Tom Batiuk seems to be taking on the vultures capitalists feeding off newspapers.

The Crankshaft arc started last Monday (above) with hints and it seems out front with today’s strip:


© Mediagraphics Inc.

Tom is known for being a year or two ahead of deadline, which would put this ahead of this year’s purchase of the Tribune properties by Alden, though it would be a bit after Tom’s local big city paper left McClatchy for the Gatehouse newsroom.

Earlier this year Tom used Crankshaft to deal with another newspaper issue.

 

A couple states south of Ohio is Chattanooga where the Times Free Press is planning to go Sunday only with the print edition in July 2022, leaving subscribers to read the Monday through Saturday newspapers on iPads.

A 152-year-old habit is hard to break. Starting in June 2022, the Chattanooga Times Free Press will stop the presses, except on Sundays. On the other six days, subscribers must adapt to an online format the newspaper describes as “enhanced content.”

The typeface can be enlarged with a pinch of the fingers. Some of the articles will include video, and color photographs. No more ink on your fingers, and no more stacks of recycled papers.

David Carroll reports that not everyone is on board with the idea,
though he hopes people will still support the paper in whatever form.

So why is my local paper shutting down the press six days a week? They hope a reduction in spending for ink, paper, and delivery will enable them to keep paying for journalists. They hope citizens will continue to support independent reporting.

Subscriptions were once an added bonus in its bank account, overshadowed by advertising revenue and “the classifieds.” Now, your annual contribution is its lifeblood.

So however you get your news, renew your subscription, and support the advertisers. If you ever lose your local reporters, you lose much more than a companion for your coffee. You lose oversight and accountability. When that happens, we all lose.

The Times Free Press, in association with WRCBtv, made the announcement earlier this month:

The Chattanooga Times Free Press will stop delivering newspapers, but it comes with an exception of the Sunday paper.

They’re hoping to turn readers to iPads.

### Material shown
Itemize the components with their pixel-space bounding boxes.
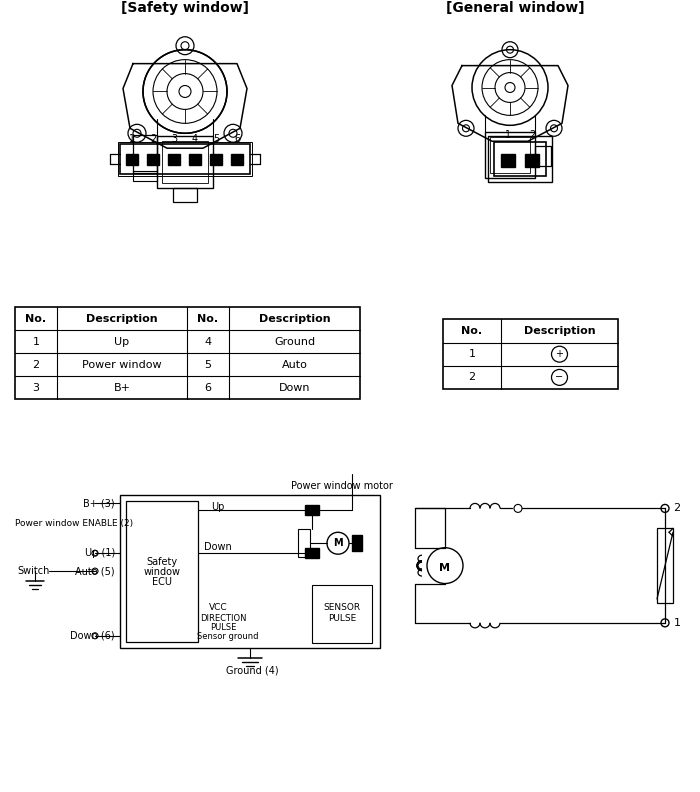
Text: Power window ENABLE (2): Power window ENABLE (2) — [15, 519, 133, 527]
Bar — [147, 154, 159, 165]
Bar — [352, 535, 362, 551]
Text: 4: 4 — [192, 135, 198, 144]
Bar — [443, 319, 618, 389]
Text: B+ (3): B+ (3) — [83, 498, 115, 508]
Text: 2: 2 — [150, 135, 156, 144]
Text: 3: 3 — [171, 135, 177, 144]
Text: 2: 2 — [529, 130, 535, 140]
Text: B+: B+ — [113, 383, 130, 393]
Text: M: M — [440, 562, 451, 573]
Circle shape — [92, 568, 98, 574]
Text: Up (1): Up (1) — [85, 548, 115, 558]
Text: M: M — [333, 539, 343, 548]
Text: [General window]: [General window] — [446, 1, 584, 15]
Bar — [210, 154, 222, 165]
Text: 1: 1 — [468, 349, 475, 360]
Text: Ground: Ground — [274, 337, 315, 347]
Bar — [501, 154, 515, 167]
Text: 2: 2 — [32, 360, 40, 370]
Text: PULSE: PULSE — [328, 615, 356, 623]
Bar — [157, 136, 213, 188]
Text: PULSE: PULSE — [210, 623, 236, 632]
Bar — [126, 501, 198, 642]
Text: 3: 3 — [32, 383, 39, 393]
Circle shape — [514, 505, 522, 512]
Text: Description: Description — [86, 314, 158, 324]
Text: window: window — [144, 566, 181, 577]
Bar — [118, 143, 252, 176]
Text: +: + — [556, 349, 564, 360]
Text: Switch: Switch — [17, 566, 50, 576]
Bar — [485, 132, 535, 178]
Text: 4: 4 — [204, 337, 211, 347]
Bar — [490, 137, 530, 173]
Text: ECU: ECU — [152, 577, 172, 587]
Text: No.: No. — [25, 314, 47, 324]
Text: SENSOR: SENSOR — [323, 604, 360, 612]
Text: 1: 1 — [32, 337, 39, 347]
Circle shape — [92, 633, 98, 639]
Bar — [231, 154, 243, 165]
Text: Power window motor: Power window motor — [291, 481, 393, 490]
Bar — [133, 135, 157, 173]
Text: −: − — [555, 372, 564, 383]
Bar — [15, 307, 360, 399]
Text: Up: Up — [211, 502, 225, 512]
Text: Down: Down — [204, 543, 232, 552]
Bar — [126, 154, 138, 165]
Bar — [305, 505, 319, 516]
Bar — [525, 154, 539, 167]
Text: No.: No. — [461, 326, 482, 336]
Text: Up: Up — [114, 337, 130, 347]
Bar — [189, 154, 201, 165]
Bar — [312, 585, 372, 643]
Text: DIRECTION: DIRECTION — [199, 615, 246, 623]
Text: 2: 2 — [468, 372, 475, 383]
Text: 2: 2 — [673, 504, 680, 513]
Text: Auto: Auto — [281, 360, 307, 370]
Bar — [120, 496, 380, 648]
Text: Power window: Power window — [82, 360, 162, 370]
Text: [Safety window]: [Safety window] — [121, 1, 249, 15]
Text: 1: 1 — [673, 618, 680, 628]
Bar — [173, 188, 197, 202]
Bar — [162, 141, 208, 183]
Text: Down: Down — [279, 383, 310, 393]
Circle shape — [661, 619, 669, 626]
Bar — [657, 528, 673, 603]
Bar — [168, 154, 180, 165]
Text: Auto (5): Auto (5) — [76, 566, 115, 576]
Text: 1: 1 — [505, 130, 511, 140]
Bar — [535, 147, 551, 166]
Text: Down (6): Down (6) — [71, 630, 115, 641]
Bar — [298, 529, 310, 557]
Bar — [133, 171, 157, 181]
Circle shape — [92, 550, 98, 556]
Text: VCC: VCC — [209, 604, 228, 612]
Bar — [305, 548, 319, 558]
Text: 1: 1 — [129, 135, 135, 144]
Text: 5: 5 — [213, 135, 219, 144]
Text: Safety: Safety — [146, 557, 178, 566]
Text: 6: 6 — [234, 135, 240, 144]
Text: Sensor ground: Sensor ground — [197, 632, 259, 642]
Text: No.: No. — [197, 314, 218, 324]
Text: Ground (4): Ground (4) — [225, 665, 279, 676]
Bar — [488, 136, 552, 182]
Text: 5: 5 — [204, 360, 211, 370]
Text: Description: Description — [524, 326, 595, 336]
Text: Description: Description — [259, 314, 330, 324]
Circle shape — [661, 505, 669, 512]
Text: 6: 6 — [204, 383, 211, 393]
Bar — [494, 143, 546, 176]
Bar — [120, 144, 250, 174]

### Tasks to carry out
• a. Please swap "Tom" for "Batiuk" in the Crankshaft post and write out the passage that begins at "The Crankshaft arc" and stops after "another newspaper issue.".
• b. According to the Crankshaft post, what does the Times Free Press hope its reduced spending on ink, paper, and delivery will let it do?
• c. Decide whether each statement agrees with the Crankshaft post. Answer yes or no, and quote the words that settle it.
(i) The Times Free Press will keep printing on Sundays.
(ii) The Times Free Press made its announcement together with WRCBtv.
(iii) None of the online articles will include video.

### In response
• a.
The Crankshaft arc started last Monday (above) with hints and it seems out front with today’s strip:


© Mediagraphics Inc.

Batiuk is known for being a year or two ahead of deadline, which would put this ahead of this year’s purchase of the Tribune properties by Alden, though it would be a bit after Batiuk’s local big city paper left McClatchy for the Gatehouse newsroom.

Earlier this year Batiuk used Crankshaft to deal with another newspaper issue.

• b. Keep paying for journalists.

• c.
(i) Yes: "will stop the presses, except on Sundays."
(ii) Yes: "The Times Free Press, in association with WRCBtv, made the announcement"
(iii) No: "Some of the articles will include video, and color photographs."